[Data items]

• • • •

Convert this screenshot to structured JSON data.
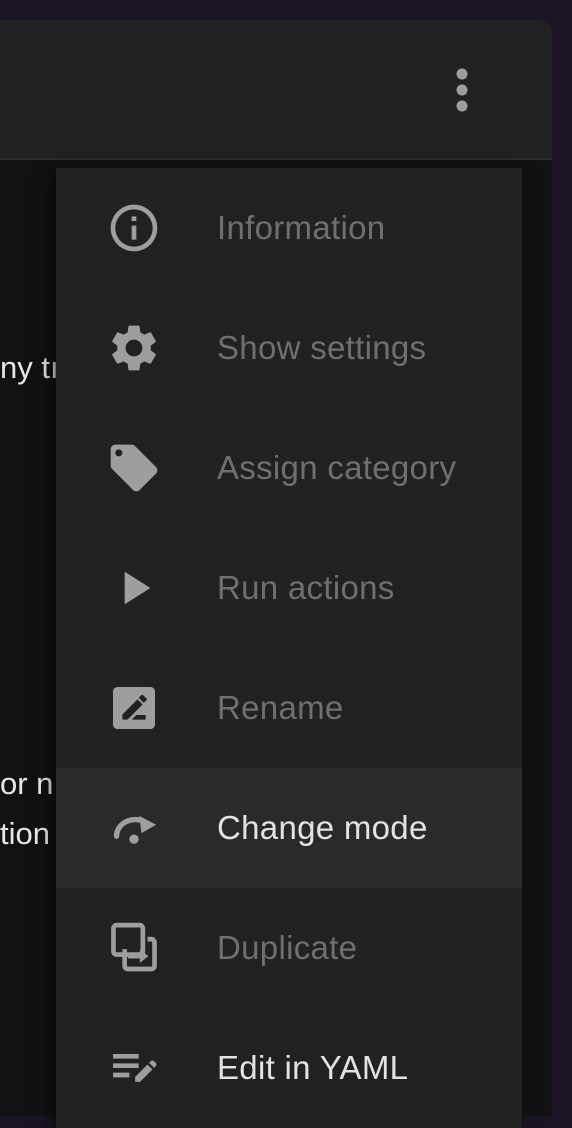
{
  "background": {
    "text_fragments": [
      "ny tı",
      "or n",
      "tion"
    ]
  },
  "toolbar": {
    "overflow_icon": "more-vertical-icon"
  },
  "menu": {
    "items": [
      {
        "label": "Information",
        "icon": "info-icon",
        "state": "disabled"
      },
      {
        "label": "Show settings",
        "icon": "gear-icon",
        "state": "disabled"
      },
      {
        "label": "Assign category",
        "icon": "tag-icon",
        "state": "disabled"
      },
      {
        "label": "Run actions",
        "icon": "play-icon",
        "state": "disabled"
      },
      {
        "label": "Rename",
        "icon": "rename-icon",
        "state": "disabled"
      },
      {
        "label": "Change mode",
        "icon": "change-mode-icon",
        "state": "highlighted"
      },
      {
        "label": "Duplicate",
        "icon": "duplicate-icon",
        "state": "disabled"
      },
      {
        "label": "Edit in YAML",
        "icon": "edit-yaml-icon",
        "state": "enabled"
      }
    ]
  },
  "colors": {
    "enabled_text": "#e3e3e3",
    "disabled_text": "#6f6f6f",
    "icon": "#9e9e9e",
    "menu_background": "#212121",
    "highlight_background": "#2a2a2a"
  }
}
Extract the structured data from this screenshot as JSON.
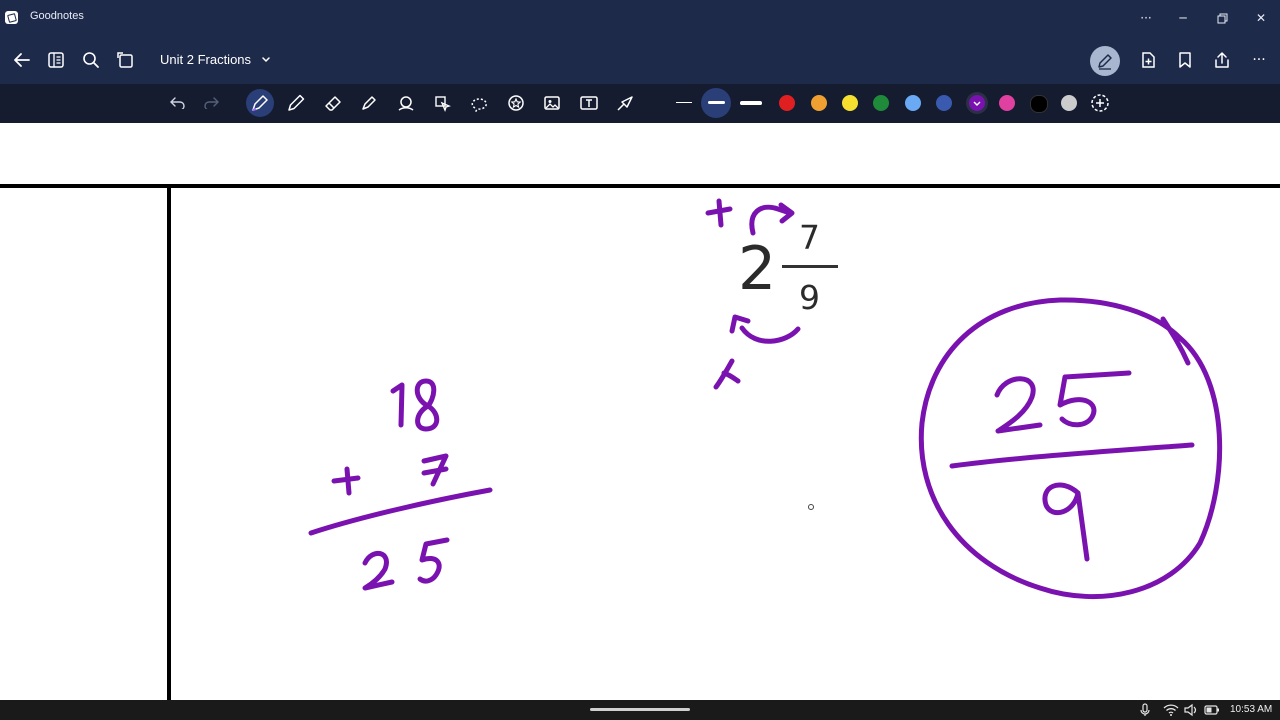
{
  "window": {
    "app_title": "Goodnotes"
  },
  "titlebar": {
    "more": "···",
    "minimize": "─",
    "close": "✕"
  },
  "nav": {
    "doc_title": "Unit 2 Fractions",
    "more": "···"
  },
  "toolbar": {
    "tools": [
      "undo-icon",
      "redo-icon",
      "pen-icon",
      "pencil-icon",
      "eraser-icon",
      "highlighter-icon",
      "shapes-icon",
      "hand-icon",
      "lasso-icon",
      "sticker-icon",
      "image-icon",
      "text-icon",
      "laser-icon"
    ],
    "active_tool": "pen-icon",
    "colors": [
      "#e02020",
      "#f0a030",
      "#f5e030",
      "#1e8a3a",
      "#6aaaf5",
      "#3a5ab0",
      "#7a12b0",
      "#e040a0",
      "#000000",
      "#cccccc"
    ],
    "selected_color": "#7a12b0"
  },
  "canvas": {
    "ink_color": "#7a12b0",
    "printed_whole": "2",
    "printed_numerator": "7",
    "printed_denominator": "9",
    "sum_top": "18",
    "sum_bottom_sign": "+",
    "sum_addend": "7",
    "sum_result": "25",
    "multiply_sign": "×",
    "add_sign": "+",
    "answer_numerator": "25",
    "answer_denominator": "9"
  },
  "taskbar": {
    "time": "10:53 AM"
  }
}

• • • •

> [AIM OF THE EXERCISE]:
Exclude the pictures, and transcribe all of the material exactly.

> [EXPECTED OUTPUT]:
Convert this screenshot to structured JSON data.
{
  "background": {
    "text_fragments": [
      "ny tı",
      "or n",
      "tion"
    ]
  },
  "toolbar": {
    "overflow_icon": "more-vertical-icon"
  },
  "menu": {
    "items": [
      {
        "label": "Information",
        "icon": "info-icon",
        "state": "disabled"
      },
      {
        "label": "Show settings",
        "icon": "gear-icon",
        "state": "disabled"
      },
      {
        "label": "Assign category",
        "icon": "tag-icon",
        "state": "disabled"
      },
      {
        "label": "Run actions",
        "icon": "play-icon",
        "state": "disabled"
      },
      {
        "label": "Rename",
        "icon": "rename-icon",
        "state": "disabled"
      },
      {
        "label": "Change mode",
        "icon": "change-mode-icon",
        "state": "highlighted"
      },
      {
        "label": "Duplicate",
        "icon": "duplicate-icon",
        "state": "disabled"
      },
      {
        "label": "Edit in YAML",
        "icon": "edit-yaml-icon",
        "state": "enabled"
      }
    ]
  },
  "colors": {
    "enabled_text": "#e3e3e3",
    "disabled_text": "#6f6f6f",
    "icon": "#9e9e9e",
    "menu_background": "#212121",
    "highlight_background": "#2a2a2a"
  }
}
Extract the structured data from this screenshot as JSON.
{
  "window": {
    "app_title": "Goodnotes"
  },
  "titlebar": {
    "more": "···",
    "minimize": "─",
    "close": "✕"
  },
  "nav": {
    "doc_title": "Unit 2 Fractions",
    "more": "···"
  },
  "toolbar": {
    "tools": [
      "undo-icon",
      "redo-icon",
      "pen-icon",
      "pencil-icon",
      "eraser-icon",
      "highlighter-icon",
      "shapes-icon",
      "hand-icon",
      "lasso-icon",
      "sticker-icon",
      "image-icon",
      "text-icon",
      "laser-icon"
    ],
    "active_tool": "pen-icon",
    "colors": [
      "#e02020",
      "#f0a030",
      "#f5e030",
      "#1e8a3a",
      "#6aaaf5",
      "#3a5ab0",
      "#7a12b0",
      "#e040a0",
      "#000000",
      "#cccccc"
    ],
    "selected_color": "#7a12b0"
  },
  "canvas": {
    "ink_color": "#7a12b0",
    "printed_whole": "2",
    "printed_numerator": "7",
    "printed_denominator": "9",
    "sum_top": "18",
    "sum_bottom_sign": "+",
    "sum_addend": "7",
    "sum_result": "25",
    "multiply_sign": "×",
    "add_sign": "+",
    "answer_numerator": "25",
    "answer_denominator": "9"
  },
  "taskbar": {
    "time": "10:53 AM"
  }
}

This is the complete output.